• WHAT TO DO
Report, word for word, every line of the material that contains "this".

Dataset records:
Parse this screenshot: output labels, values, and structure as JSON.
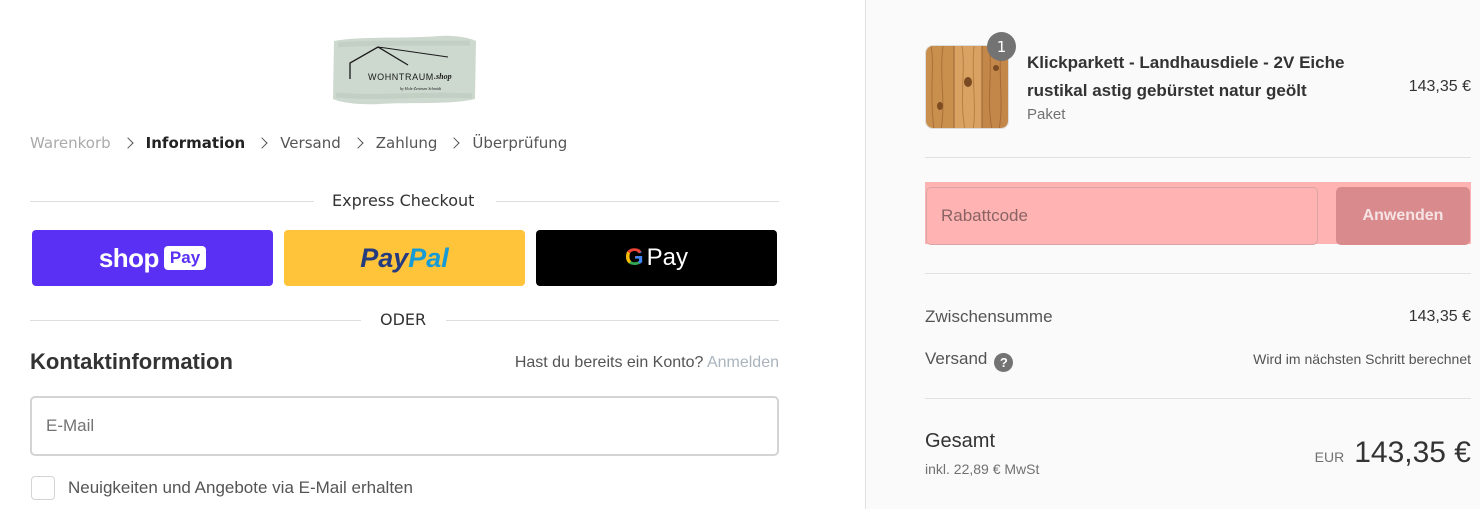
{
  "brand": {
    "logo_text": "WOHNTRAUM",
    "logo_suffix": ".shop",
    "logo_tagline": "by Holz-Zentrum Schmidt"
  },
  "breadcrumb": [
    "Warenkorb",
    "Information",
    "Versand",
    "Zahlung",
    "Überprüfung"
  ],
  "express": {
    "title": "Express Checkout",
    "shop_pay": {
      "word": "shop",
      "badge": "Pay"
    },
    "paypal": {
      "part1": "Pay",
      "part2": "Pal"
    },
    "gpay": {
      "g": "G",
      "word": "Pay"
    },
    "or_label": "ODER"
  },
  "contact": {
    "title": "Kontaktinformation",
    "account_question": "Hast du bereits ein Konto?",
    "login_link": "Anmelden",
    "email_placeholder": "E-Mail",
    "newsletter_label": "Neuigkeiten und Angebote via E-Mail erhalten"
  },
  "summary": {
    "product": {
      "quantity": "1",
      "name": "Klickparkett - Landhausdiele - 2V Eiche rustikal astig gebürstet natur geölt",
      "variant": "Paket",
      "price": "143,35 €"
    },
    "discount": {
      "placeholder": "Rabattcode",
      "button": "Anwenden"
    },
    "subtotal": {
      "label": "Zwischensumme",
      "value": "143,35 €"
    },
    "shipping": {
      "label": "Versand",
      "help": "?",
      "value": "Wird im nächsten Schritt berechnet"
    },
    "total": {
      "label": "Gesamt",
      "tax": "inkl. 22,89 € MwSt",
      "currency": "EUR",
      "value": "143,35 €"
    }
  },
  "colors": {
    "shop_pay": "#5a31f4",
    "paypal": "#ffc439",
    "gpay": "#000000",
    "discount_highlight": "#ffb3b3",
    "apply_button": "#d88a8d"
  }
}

* * *

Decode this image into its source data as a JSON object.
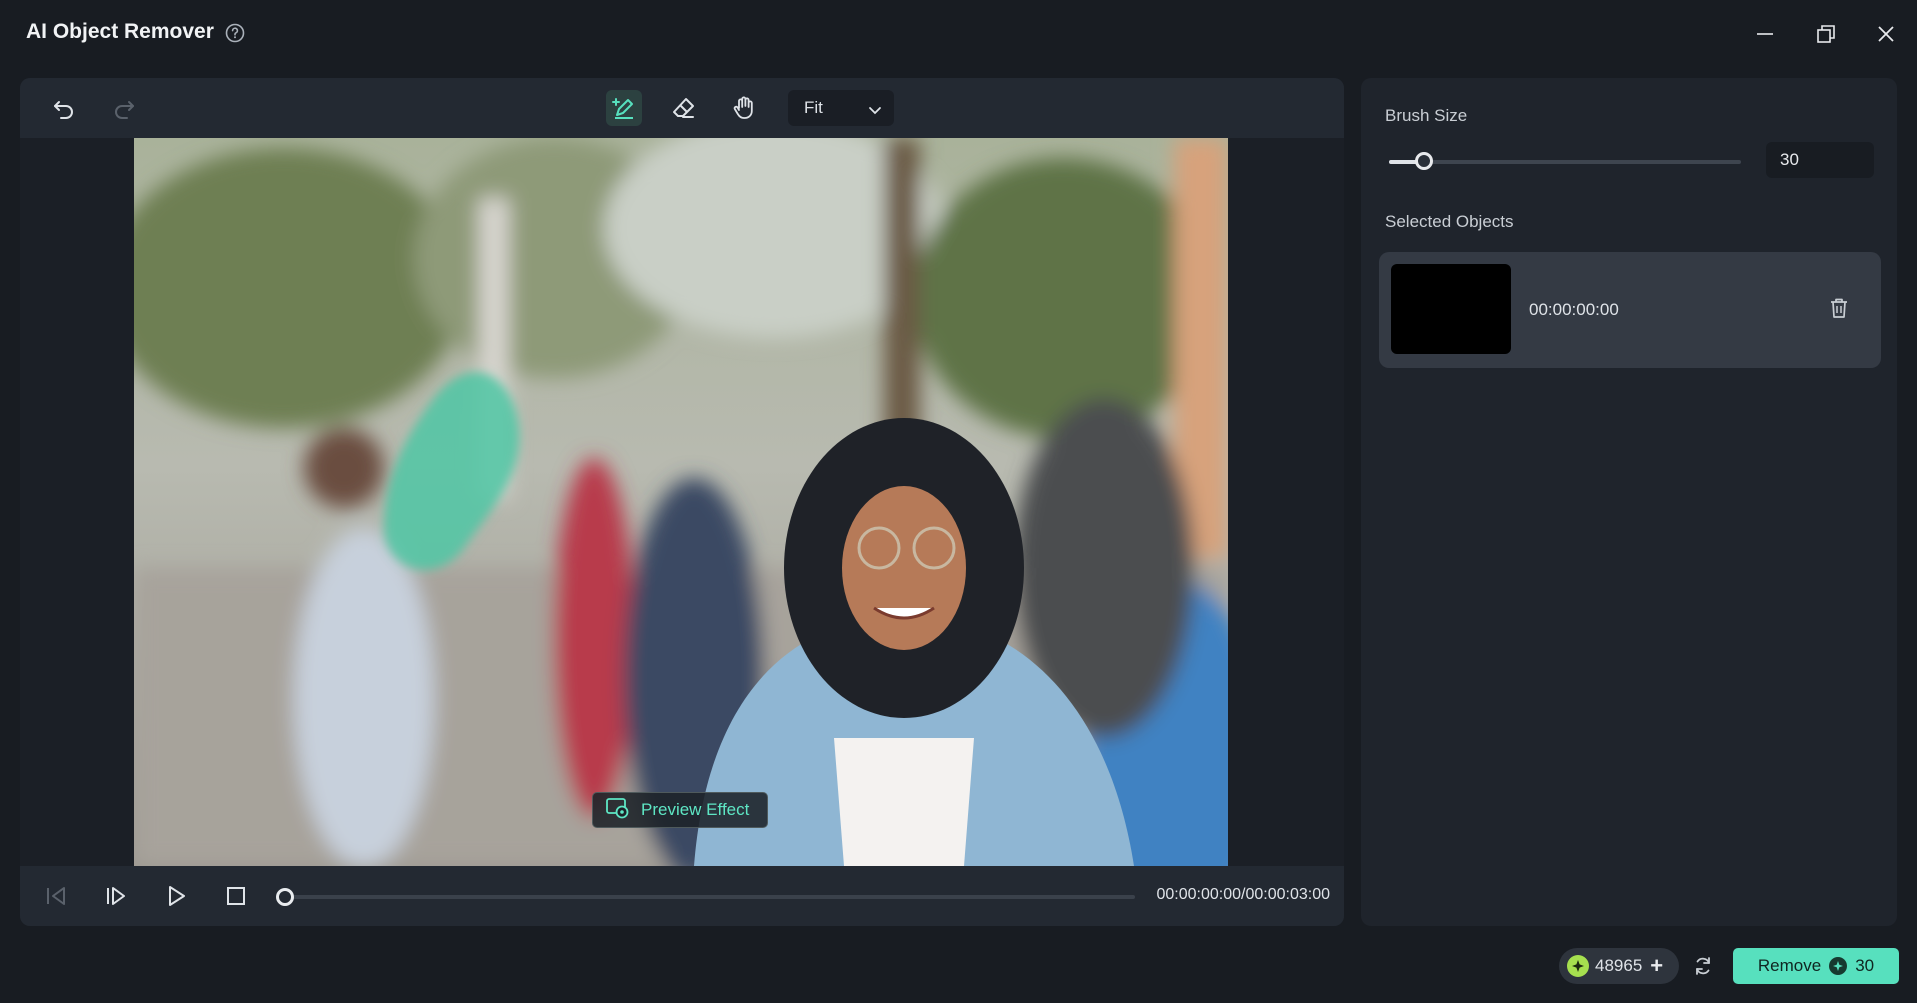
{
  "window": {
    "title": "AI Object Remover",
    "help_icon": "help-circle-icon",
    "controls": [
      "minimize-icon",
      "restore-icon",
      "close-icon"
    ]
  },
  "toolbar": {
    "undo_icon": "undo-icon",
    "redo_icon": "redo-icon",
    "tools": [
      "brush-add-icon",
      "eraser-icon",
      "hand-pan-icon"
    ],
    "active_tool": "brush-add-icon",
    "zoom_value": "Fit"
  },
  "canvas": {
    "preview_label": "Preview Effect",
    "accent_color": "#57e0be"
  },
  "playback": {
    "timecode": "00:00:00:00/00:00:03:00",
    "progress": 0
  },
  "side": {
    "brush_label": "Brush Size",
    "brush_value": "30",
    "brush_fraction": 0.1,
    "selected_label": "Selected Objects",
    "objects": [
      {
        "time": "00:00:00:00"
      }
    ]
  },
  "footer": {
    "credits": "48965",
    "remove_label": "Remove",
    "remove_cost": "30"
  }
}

• EXERCISE ANSWER
Parse this screenshot: output labels, values, and structure as JSON.
Decode this image into its source data as a JSON object.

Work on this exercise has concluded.